_WRITTEN PROBLEM_
Please return every line of the items below that contains the string "pointer".

-*-*-

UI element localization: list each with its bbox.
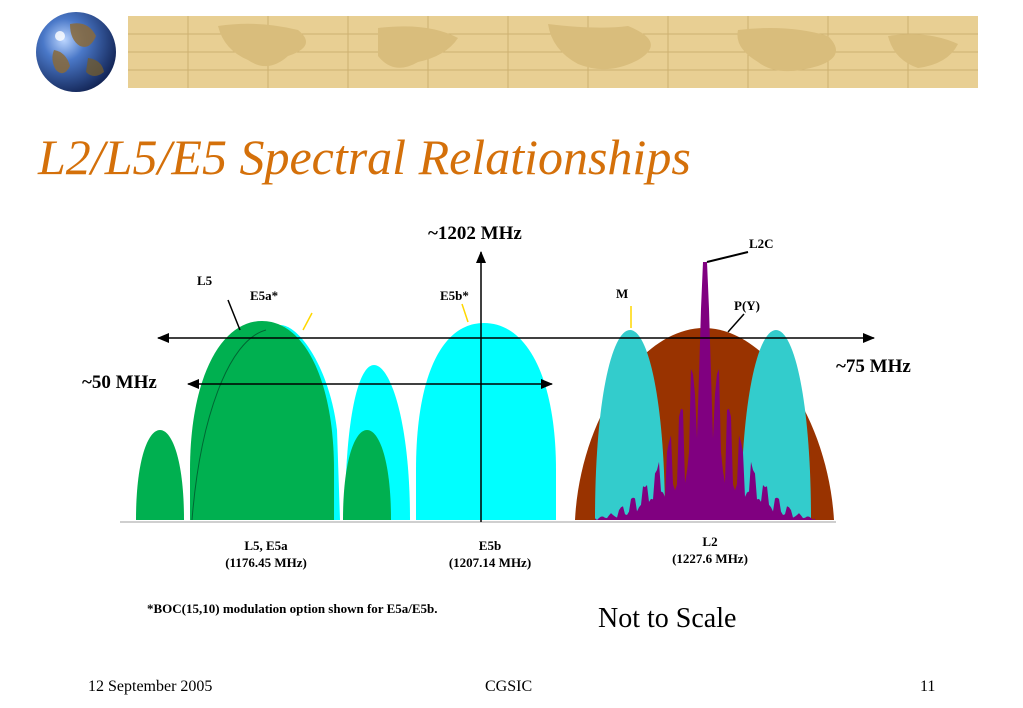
not-to-scale-note: Not to Scale <box>598 603 737 634</box>
l5-signal-label: L5 <box>197 273 213 288</box>
footer-page-number: 11 <box>920 678 936 695</box>
m-code-lobe-right <box>741 330 811 520</box>
l5-e5a-band-frequency: (1176.45 MHz) <box>225 555 307 570</box>
e5b-signal-label: E5b* <box>440 288 469 303</box>
footnote: *BOC(15,10) modulation option shown for … <box>147 601 438 616</box>
l2c-pointer <box>706 251 749 263</box>
m-signal-label: M <box>616 286 629 301</box>
l5-e5a-band-name: L5, E5a <box>244 538 288 553</box>
l5-main-lobe <box>190 321 334 520</box>
l5-side-lobe-right <box>343 430 391 520</box>
l2c-spectrum <box>595 262 815 520</box>
e5b-band-label: E5b (1207.14 MHz) <box>430 537 550 571</box>
e5a-pointer <box>302 312 313 331</box>
m-code-lobe-left <box>595 330 665 520</box>
l2-band-label: L2 (1227.6 MHz) <box>650 533 770 567</box>
l2c-comb-shape <box>595 262 815 520</box>
world-map-decoration <box>128 16 978 88</box>
slide-title: L2/L5/E5 Spectral Relationships <box>38 129 691 185</box>
left-span-label: ~50 MHz <box>82 372 157 393</box>
e5b-lobe <box>416 323 556 520</box>
e5b-band-name: E5b <box>478 538 502 553</box>
center-frequency-label: ~1202 MHz <box>428 223 522 244</box>
header-banner <box>128 16 978 88</box>
l2c-signal-label: L2C <box>749 236 774 251</box>
l5-side-lobe-left <box>136 430 184 520</box>
e5a-signal-label: E5a* <box>250 288 279 303</box>
l5-outline <box>191 329 267 521</box>
l2-band-name: L2 <box>702 534 718 549</box>
right-span-label: ~75 MHz <box>836 356 911 377</box>
footer-center: CGSIC <box>485 678 533 695</box>
l2-band-frequency: (1227.6 MHz) <box>672 551 748 566</box>
globe-logo <box>30 6 122 98</box>
e5b-band-frequency: (1207.14 MHz) <box>448 555 532 570</box>
py-pointer <box>727 313 745 333</box>
footer-date: 12 September 2005 <box>88 678 213 695</box>
l5-e5a-band-label: L5, E5a (1176.45 MHz) <box>206 537 326 571</box>
py-signal-label: P(Y) <box>734 298 760 313</box>
e5b-pointer <box>461 303 469 323</box>
l5-pointer <box>227 299 241 331</box>
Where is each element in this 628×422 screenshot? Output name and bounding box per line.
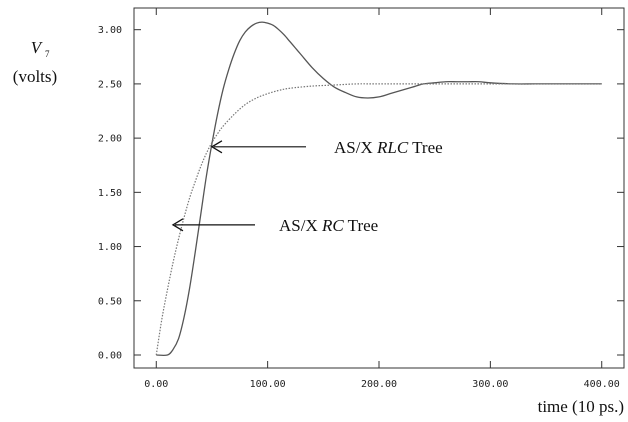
axes	[133, 7, 625, 369]
annotation-label: AS/X RC Tree	[279, 216, 378, 235]
x-tick-label: 300.00	[472, 379, 508, 390]
annotation-label: AS/X RLC Tree	[334, 138, 443, 157]
y-tick-label: 0.50	[98, 296, 122, 307]
annotation-arrow-head	[210, 140, 223, 154]
x-tick-label: 400.00	[584, 379, 620, 390]
annotation-arrow-head	[171, 218, 184, 232]
y-tick-label: 1.00	[98, 242, 122, 253]
annotations: AS/X RLC Tree AS/X RC Tree	[171, 138, 443, 235]
plot-frame	[133, 7, 625, 369]
series-group	[155, 21, 602, 357]
series-line-rc-tree	[155, 83, 602, 356]
x-tick-label: 100.00	[250, 379, 286, 390]
ticks: 0.00 0.50 1.00 1.50 2.00 2.50 3.00 0.00 100.00 20…	[98, 8, 624, 390]
y-tick-label: 1.50	[98, 188, 122, 199]
y-axis-symbol: V	[31, 38, 44, 57]
annotation-rlc: AS/X RLC Tree	[210, 138, 443, 157]
x-axis-label: time (10 ps.)	[538, 397, 624, 416]
y-tick-label: 2.00	[98, 134, 122, 145]
x-tick-label: 200.00	[361, 379, 397, 390]
y-axis-label: V 7 (volts)	[13, 38, 57, 86]
y-tick-label: 2.50	[98, 79, 122, 90]
series-line-rlc-tree	[156, 21, 602, 357]
y-axis-unit: (volts)	[13, 67, 57, 86]
y-tick-label: 0.00	[98, 350, 122, 361]
annotation-rc: AS/X RC Tree	[171, 216, 378, 235]
y-axis-subscript: 7	[45, 49, 50, 59]
y-tick-label: 3.00	[98, 25, 122, 36]
x-tick-label: 0.00	[144, 379, 168, 390]
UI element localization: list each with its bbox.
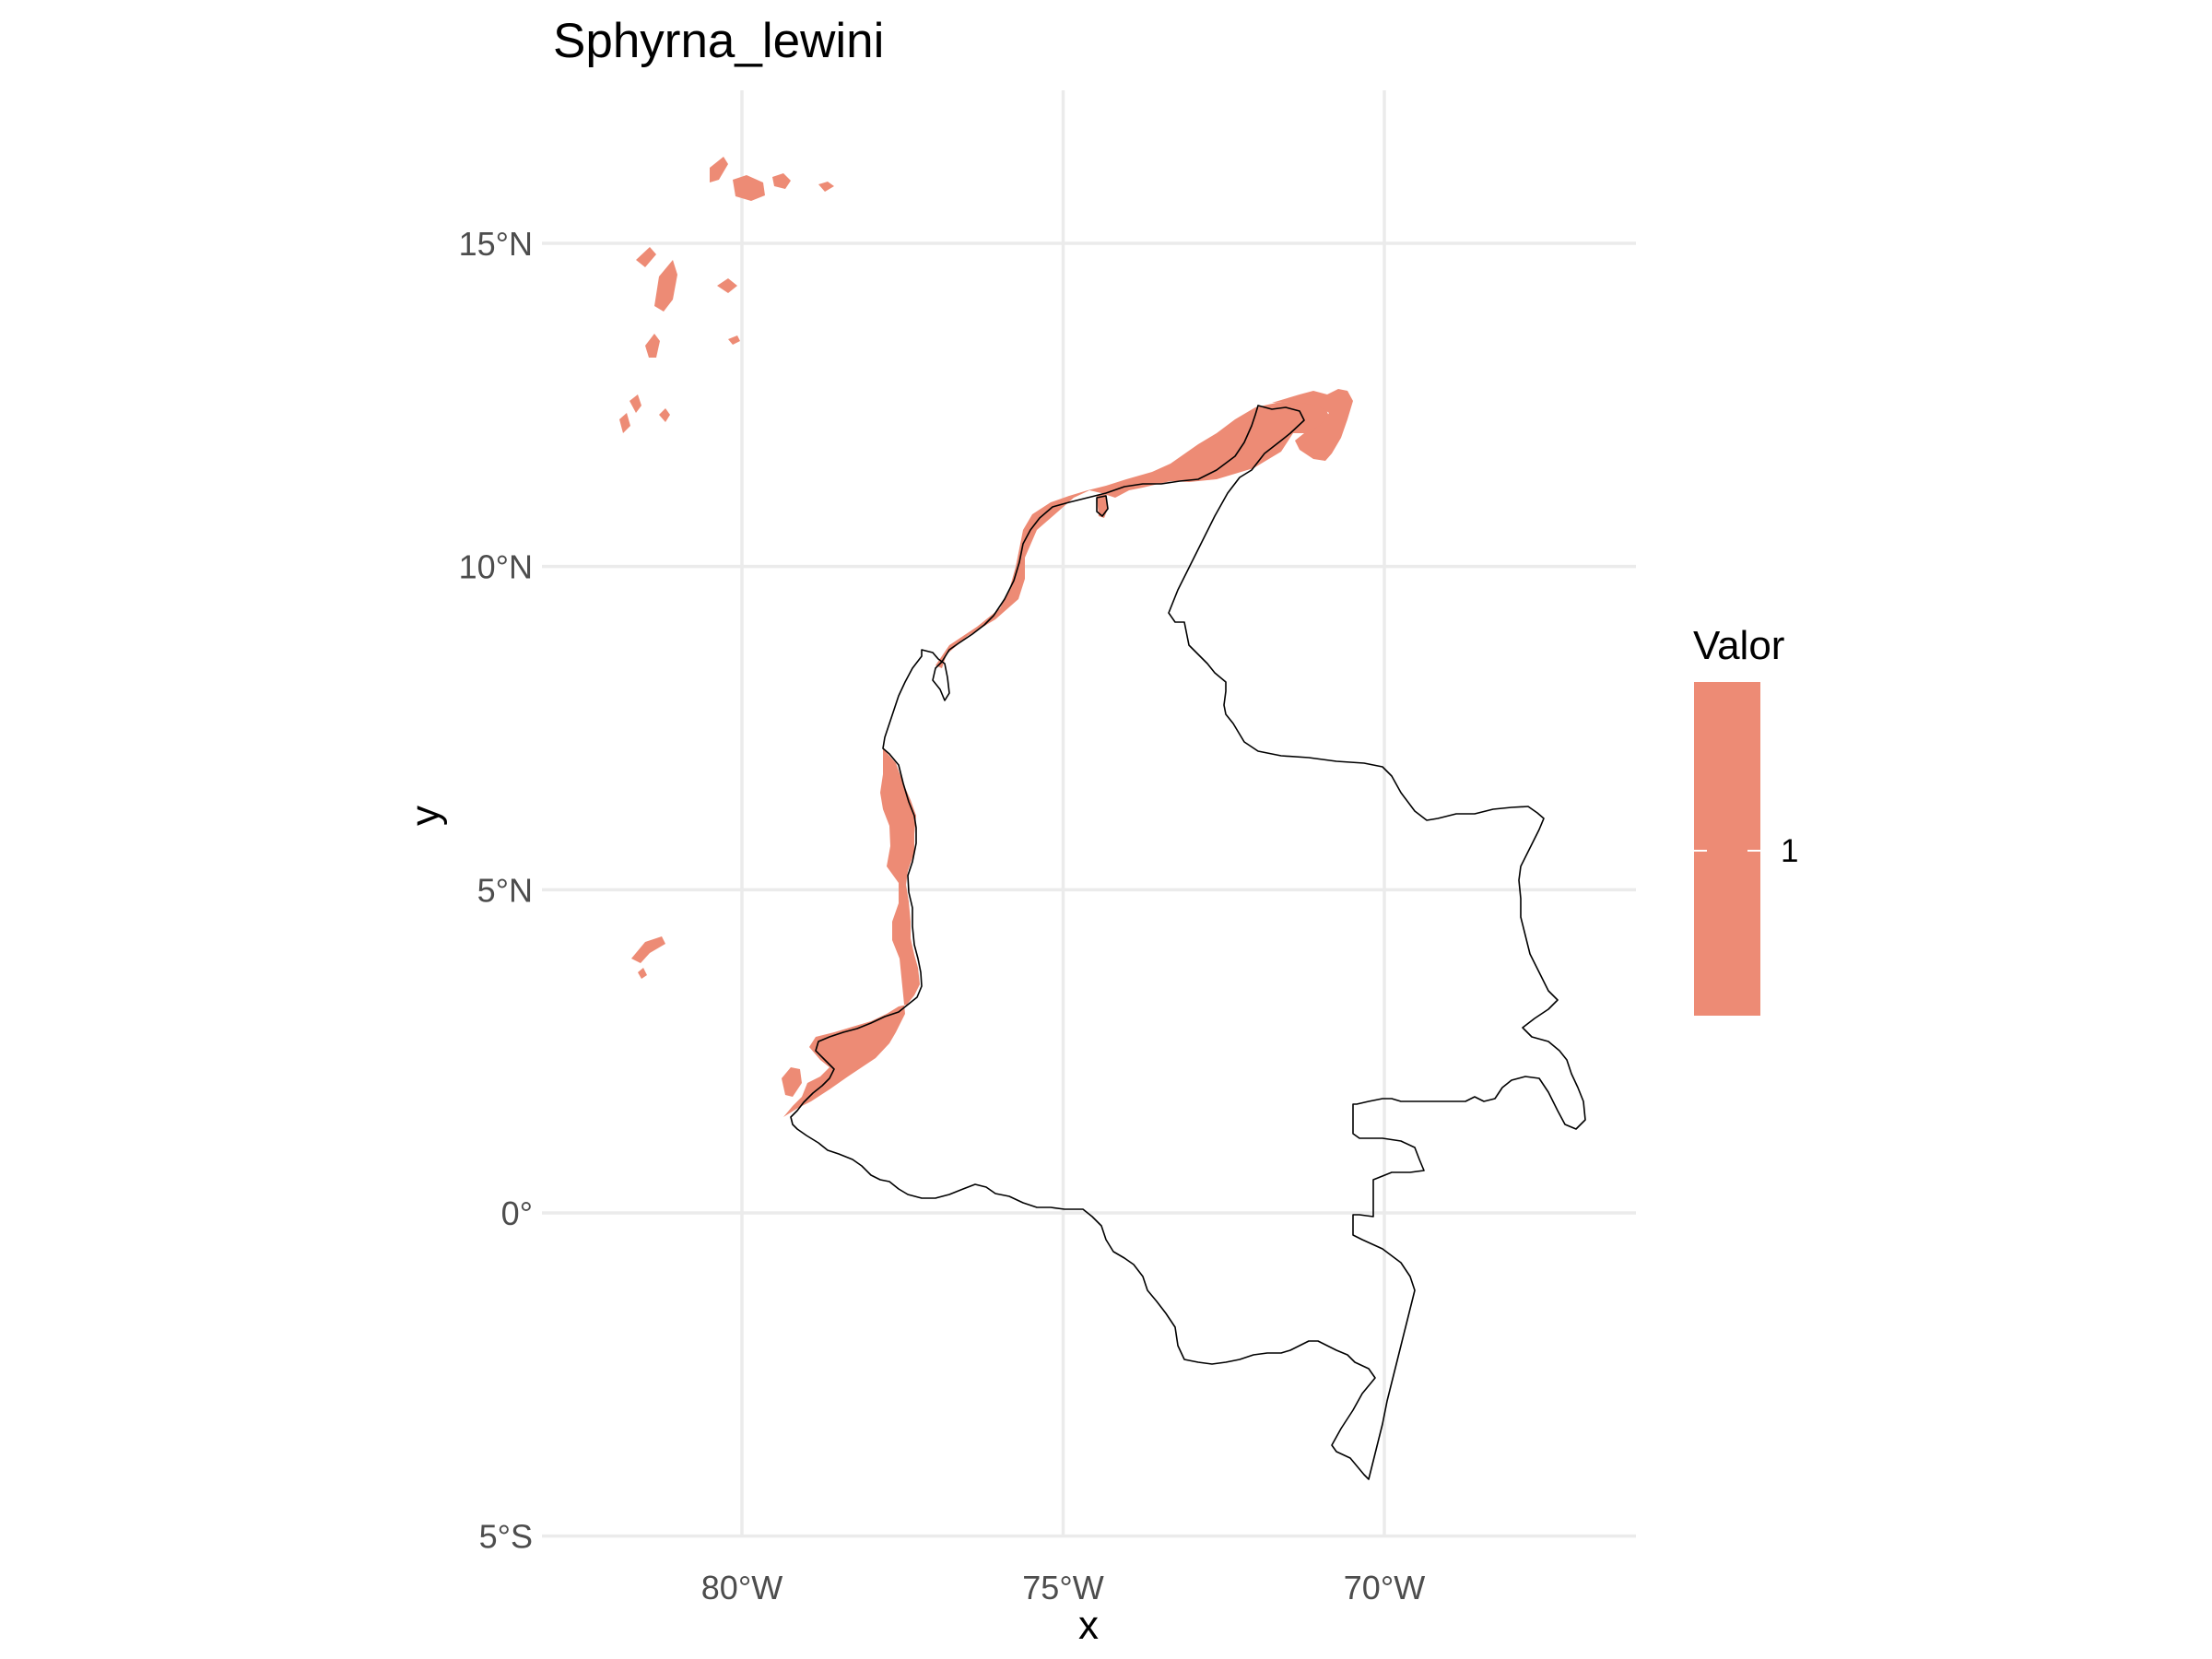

-*-*-

_EXERCISE SOLUTION_
l2c-pointer <box>706 251 749 263</box>
e5a-pointer <box>302 312 313 331</box>
py-pointer <box>727 313 745 333</box>
e5b-pointer <box>461 303 469 323</box>
l5-pointer <box>227 299 241 331</box>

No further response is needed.